## WHAT IS EXPECTED
Copy out all lines with the word "text" in them.

——

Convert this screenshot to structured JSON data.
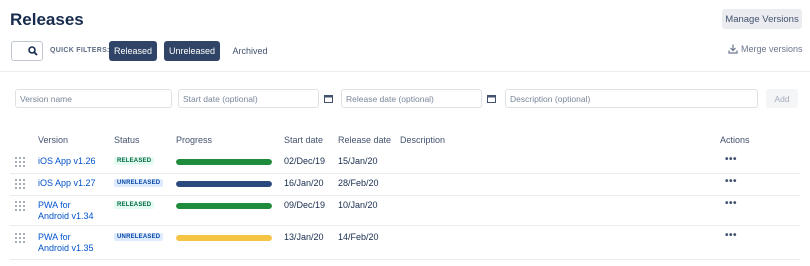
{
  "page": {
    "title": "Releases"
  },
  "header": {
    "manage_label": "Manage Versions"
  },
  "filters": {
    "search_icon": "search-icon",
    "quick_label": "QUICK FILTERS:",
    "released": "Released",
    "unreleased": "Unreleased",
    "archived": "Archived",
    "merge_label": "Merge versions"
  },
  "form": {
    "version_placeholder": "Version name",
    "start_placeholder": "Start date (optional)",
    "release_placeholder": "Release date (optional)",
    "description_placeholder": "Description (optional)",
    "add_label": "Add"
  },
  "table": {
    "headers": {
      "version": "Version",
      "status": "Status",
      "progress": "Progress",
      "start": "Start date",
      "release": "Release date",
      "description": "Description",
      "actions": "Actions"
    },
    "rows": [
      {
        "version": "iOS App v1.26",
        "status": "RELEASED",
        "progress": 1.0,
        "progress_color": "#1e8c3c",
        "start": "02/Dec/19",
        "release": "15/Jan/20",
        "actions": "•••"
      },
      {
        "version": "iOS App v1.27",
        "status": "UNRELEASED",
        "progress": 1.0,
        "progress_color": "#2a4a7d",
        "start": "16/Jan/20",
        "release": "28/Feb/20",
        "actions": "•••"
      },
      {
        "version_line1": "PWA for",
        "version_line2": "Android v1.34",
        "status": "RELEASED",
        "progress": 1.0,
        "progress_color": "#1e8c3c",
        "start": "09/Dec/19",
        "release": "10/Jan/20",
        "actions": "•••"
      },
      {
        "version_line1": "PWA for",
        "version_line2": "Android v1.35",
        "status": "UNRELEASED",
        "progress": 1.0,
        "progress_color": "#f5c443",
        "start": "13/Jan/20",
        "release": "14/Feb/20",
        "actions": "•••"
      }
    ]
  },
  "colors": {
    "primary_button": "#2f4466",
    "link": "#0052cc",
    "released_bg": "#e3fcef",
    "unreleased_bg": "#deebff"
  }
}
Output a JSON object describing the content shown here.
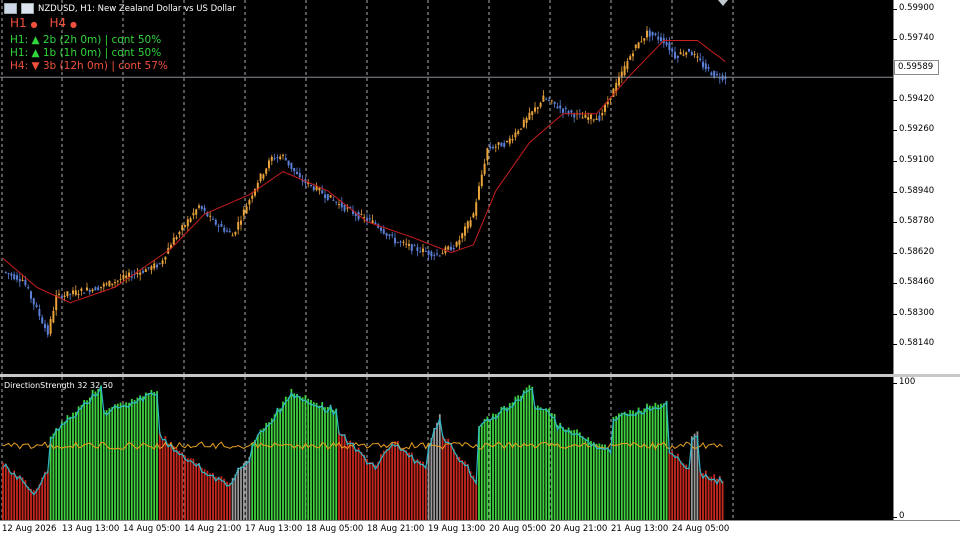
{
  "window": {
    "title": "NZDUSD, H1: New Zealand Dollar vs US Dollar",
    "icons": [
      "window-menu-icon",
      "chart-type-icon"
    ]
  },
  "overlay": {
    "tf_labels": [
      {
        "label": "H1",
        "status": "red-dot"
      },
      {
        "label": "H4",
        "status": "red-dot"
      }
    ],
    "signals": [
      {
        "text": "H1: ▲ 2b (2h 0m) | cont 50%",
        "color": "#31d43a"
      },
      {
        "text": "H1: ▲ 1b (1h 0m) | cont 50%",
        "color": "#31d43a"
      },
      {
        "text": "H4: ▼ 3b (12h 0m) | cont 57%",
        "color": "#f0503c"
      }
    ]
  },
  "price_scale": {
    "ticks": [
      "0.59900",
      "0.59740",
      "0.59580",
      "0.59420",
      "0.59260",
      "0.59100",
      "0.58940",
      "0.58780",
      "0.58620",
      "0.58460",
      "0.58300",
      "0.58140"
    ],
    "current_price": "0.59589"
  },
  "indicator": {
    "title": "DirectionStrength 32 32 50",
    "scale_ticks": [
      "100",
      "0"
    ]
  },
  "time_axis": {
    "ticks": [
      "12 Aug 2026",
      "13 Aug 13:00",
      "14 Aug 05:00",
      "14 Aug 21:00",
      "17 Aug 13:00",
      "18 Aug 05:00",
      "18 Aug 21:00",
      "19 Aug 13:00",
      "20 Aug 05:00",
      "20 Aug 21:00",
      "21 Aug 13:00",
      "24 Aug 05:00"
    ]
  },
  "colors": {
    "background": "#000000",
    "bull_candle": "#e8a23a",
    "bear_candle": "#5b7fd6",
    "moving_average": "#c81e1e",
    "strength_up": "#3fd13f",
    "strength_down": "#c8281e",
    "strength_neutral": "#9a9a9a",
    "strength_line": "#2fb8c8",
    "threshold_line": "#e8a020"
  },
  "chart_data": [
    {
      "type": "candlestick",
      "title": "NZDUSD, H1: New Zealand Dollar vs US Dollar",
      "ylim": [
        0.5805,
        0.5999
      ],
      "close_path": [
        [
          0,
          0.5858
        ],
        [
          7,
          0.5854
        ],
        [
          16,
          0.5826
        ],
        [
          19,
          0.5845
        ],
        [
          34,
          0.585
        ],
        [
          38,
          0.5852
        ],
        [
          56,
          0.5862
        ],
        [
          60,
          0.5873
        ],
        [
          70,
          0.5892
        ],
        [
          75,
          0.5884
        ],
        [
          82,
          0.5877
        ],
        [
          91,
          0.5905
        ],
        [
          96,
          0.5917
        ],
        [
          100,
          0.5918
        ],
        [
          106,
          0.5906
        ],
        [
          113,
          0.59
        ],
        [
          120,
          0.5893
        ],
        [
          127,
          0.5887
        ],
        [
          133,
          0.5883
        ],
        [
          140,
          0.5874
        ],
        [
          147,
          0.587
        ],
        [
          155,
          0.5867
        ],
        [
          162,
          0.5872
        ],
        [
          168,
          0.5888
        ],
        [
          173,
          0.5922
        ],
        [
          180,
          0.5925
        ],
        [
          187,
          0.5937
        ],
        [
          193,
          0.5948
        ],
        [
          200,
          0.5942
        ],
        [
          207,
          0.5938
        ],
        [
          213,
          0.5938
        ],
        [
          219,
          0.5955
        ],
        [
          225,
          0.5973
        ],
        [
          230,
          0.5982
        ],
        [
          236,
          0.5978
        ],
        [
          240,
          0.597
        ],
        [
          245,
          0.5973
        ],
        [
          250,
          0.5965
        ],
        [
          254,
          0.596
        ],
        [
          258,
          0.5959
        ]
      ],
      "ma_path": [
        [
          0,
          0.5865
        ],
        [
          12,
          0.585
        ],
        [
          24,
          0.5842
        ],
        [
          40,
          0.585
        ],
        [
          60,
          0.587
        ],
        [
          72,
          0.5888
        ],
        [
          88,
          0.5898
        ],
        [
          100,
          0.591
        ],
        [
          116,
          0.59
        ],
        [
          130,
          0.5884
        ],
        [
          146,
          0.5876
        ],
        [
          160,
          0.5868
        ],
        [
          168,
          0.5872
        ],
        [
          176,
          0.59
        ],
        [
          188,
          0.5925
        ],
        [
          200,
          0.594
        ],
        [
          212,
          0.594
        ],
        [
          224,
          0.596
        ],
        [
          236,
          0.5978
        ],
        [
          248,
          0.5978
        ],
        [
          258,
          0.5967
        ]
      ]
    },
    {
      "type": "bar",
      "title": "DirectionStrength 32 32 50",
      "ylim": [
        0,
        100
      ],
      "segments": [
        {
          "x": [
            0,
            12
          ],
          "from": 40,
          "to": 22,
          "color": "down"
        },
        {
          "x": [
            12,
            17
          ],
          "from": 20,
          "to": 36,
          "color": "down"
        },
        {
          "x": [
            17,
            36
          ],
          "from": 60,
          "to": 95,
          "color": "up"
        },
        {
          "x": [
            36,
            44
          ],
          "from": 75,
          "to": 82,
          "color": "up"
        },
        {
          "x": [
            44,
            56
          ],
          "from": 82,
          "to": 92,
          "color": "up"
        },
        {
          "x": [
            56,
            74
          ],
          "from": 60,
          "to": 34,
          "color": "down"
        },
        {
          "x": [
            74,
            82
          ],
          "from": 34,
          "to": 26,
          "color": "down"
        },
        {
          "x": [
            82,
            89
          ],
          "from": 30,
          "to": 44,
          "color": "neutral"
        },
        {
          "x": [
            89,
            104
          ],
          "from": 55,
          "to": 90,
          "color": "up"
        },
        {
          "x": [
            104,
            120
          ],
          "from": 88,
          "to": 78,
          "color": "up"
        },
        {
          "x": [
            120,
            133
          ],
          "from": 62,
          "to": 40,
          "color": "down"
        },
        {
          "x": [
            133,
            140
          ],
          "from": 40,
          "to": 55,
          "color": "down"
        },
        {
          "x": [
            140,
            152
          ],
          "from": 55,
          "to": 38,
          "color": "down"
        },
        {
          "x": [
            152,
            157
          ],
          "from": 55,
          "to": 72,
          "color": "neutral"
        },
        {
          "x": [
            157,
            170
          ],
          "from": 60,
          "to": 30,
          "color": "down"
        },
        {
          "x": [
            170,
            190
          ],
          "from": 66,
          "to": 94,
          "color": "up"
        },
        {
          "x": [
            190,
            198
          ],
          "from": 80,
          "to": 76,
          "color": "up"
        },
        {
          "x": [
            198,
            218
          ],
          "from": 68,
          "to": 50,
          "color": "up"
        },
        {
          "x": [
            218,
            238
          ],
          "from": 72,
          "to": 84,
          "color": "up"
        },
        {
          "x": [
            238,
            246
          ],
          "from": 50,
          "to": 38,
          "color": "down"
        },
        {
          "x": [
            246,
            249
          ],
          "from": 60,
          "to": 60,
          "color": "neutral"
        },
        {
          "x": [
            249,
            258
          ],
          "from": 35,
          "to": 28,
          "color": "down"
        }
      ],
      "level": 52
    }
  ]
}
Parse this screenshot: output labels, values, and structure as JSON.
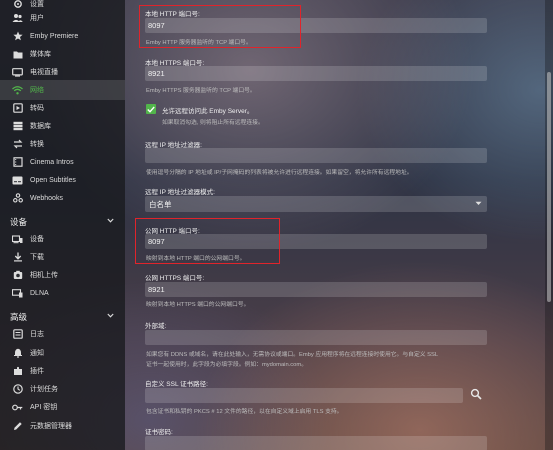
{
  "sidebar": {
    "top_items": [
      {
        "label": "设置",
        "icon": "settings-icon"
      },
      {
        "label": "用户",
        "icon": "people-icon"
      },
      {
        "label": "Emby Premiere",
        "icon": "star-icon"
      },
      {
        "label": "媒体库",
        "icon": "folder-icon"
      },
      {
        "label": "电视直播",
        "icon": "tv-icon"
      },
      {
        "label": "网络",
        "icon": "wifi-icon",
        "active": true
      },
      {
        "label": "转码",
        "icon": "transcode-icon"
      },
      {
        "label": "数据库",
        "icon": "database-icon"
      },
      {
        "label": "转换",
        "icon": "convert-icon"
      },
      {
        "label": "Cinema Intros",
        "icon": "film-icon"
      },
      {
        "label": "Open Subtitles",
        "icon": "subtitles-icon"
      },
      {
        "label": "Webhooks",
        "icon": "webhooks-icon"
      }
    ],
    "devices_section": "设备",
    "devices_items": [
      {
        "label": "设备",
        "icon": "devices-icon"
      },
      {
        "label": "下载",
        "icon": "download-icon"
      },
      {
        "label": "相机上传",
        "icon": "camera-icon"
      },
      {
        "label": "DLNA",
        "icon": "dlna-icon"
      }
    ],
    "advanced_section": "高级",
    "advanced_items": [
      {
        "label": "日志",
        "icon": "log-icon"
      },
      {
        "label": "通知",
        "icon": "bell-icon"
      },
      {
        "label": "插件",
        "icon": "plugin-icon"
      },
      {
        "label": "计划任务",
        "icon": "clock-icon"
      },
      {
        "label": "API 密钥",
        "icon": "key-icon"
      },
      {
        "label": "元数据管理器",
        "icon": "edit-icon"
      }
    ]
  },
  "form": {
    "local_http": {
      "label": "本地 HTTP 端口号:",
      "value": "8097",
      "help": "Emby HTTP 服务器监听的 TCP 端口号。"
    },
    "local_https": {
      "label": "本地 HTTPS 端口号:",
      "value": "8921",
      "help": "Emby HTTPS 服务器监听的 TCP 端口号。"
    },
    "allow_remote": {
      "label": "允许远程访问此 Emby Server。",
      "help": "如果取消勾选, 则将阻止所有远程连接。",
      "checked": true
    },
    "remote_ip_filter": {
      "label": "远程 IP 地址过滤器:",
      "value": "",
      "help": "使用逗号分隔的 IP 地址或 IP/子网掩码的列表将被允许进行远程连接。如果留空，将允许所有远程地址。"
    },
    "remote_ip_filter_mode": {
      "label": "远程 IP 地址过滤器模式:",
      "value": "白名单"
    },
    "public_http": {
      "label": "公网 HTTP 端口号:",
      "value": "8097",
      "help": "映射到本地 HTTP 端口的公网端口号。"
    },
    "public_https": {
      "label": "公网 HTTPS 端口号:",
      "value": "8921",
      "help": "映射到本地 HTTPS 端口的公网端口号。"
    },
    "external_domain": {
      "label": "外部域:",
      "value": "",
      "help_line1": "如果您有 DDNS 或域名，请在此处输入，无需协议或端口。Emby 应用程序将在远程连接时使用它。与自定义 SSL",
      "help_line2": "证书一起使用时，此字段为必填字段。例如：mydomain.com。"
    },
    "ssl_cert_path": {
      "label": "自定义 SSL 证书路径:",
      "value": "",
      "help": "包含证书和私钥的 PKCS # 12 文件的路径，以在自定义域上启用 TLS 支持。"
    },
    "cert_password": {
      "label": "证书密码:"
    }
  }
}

——

## ANSWER BELOW
        "text": "H1: ▲ 2b (2h 0m) | cont 50%",
        "text": "H1: ▲ 1b (1h 0m) | cont 50%",
        "text": "H4: ▼ 3b (12h 0m) | cont 57%",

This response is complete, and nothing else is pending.